___ INFORMATION PROVIDED

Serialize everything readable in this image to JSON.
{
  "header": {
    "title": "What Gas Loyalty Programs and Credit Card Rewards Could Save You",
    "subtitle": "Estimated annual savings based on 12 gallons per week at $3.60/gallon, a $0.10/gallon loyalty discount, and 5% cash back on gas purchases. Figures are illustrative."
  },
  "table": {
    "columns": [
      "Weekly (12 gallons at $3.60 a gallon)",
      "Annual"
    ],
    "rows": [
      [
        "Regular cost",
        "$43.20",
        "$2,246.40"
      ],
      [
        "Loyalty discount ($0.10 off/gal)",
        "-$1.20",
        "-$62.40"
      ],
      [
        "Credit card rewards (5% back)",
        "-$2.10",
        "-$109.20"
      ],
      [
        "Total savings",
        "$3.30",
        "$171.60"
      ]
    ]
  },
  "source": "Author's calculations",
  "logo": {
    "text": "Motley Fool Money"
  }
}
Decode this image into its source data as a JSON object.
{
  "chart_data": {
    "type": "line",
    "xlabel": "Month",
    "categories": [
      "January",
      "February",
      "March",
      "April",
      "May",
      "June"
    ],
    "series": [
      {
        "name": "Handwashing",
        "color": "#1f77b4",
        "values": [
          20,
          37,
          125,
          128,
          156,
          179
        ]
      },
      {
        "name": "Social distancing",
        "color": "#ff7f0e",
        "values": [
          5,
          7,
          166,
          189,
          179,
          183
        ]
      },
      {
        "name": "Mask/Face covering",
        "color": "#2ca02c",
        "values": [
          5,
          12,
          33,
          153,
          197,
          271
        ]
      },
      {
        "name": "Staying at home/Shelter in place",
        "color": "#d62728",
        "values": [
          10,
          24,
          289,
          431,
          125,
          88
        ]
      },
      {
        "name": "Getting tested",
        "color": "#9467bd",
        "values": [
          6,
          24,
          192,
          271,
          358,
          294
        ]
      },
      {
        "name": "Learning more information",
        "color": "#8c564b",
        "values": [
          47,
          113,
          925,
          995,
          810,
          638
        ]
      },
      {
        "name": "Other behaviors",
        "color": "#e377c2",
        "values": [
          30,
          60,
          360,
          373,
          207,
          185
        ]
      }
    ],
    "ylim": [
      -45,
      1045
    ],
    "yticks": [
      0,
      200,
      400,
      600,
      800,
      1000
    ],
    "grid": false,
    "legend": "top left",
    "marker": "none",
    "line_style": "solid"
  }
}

______

§ JOB
Show every line above in which the word "gallon" occurs.

§ CORRECT RESPONSE
    "subtitle": "Estimated annual savings based on 12 gallons per week at $3.60/gallon, a $0.10/gallon loyalty discount, and 5% cash back on gas purchases. Figures are illustrative."
      "Weekly (12 gallons at $3.60 a gallon)",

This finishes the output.